(begin)

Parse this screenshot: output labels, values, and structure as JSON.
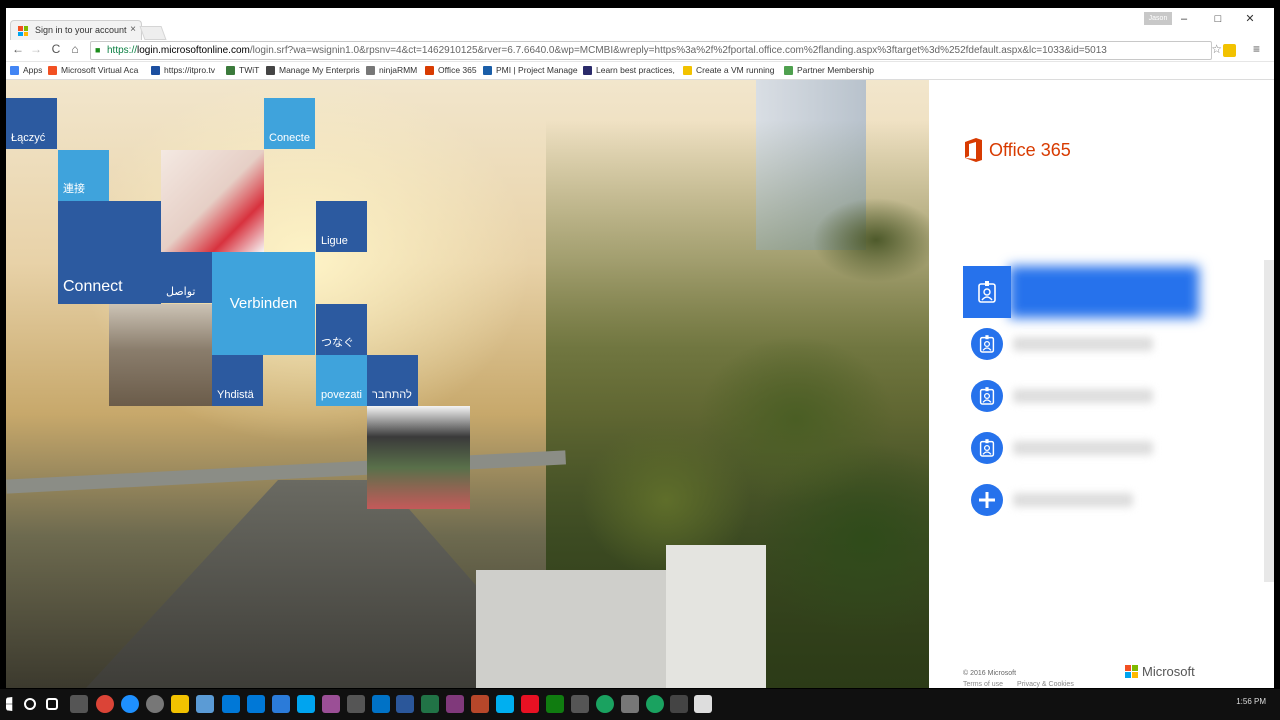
{
  "browser": {
    "tab_title": "Sign in to your account",
    "tab_close": "×",
    "window_user_chip": "Jason",
    "minimize": "–",
    "maximize": "□",
    "close": "✕",
    "url_scheme": "https://",
    "url_host": "login.microsoftonline.com",
    "url_rest": "/login.srf?wa=wsignin1.0&rpsnv=4&ct=1462910125&rver=6.7.6640.0&wp=MCMBI&wreply=https%3a%2f%2fportal.office.com%2flanding.aspx%3ftarget%3d%252fdefault.aspx&lc=1033&id=5013",
    "back": "←",
    "forward": "→",
    "reload": "C",
    "home": "⌂",
    "star": "☆",
    "menu": "≡"
  },
  "bookmarks": [
    {
      "label": "Apps",
      "icon": "apps-grid-icon",
      "color": "#4285f4"
    },
    {
      "label": "Microsoft Virtual Aca",
      "icon": "microsoft-icon",
      "color": "#f25022"
    },
    {
      "label": "https://itpro.tv",
      "icon": "itprotv-icon",
      "color": "#1c4fa0"
    },
    {
      "label": "TWiT",
      "icon": "twit-icon",
      "color": "#3b7a3b"
    },
    {
      "label": "Manage My Enterpris",
      "icon": "enterprise-icon",
      "color": "#444444"
    },
    {
      "label": "ninjaRMM",
      "icon": "ninja-icon",
      "color": "#777777"
    },
    {
      "label": "Office 365",
      "icon": "office-icon",
      "color": "#d83b01"
    },
    {
      "label": "PMI | Project Manage",
      "icon": "pmi-icon",
      "color": "#1a5ea8"
    },
    {
      "label": "Learn best practices, ",
      "icon": "learn-icon",
      "color": "#2a2a6a"
    },
    {
      "label": "Create a VM running",
      "icon": "azure-icon",
      "color": "#f2c200"
    },
    {
      "label": "Partner Membership",
      "icon": "partner-icon",
      "color": "#4fa04f"
    }
  ],
  "tiles": {
    "laczyc": "Łączyć",
    "lianjie": "連接",
    "conecte": "Conecte",
    "ligue": "Ligue",
    "connect": "Connect",
    "tawasal": "تواصل",
    "verbinden": "Verbinden",
    "tsunagu": "つなぐ",
    "yhdista": "Yhdistä",
    "povezati": "povezati",
    "hebrew": "להתחבר"
  },
  "signin": {
    "product": "Office 365",
    "copyright": "© 2016 Microsoft",
    "terms": "Terms of use",
    "privacy": "Privacy & Cookies",
    "microsoft": "Microsoft",
    "accounts": [
      {
        "icon": "account-badge-icon",
        "selected": true
      },
      {
        "icon": "account-badge-icon",
        "selected": false
      },
      {
        "icon": "account-badge-icon",
        "selected": false
      },
      {
        "icon": "account-badge-icon",
        "selected": false
      }
    ],
    "add_account_icon": "plus-icon"
  },
  "taskbar": {
    "time": "1:56 PM"
  },
  "colors": {
    "office_orange": "#d83b01",
    "account_blue": "#2672ec",
    "tile_dark_blue": "#2c5aa0",
    "tile_light_blue": "#3fa3dc"
  }
}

(end)

• _Exercise_
Copy out every line from the records that has the word "login".

• _Exercise solution_
    "url_host": "login.microsoftonline.com",
    "url_rest": "/login.srf?wa=wsignin1.0&rpsnv=4&ct=1462910125&rver=6.7.6640.0&wp=MCMBI&wreply=https%3a%2f%2fportal.office.com%2flanding.aspx%3ftarget%3d%252fdefault.aspx&lc=1033&id=5013",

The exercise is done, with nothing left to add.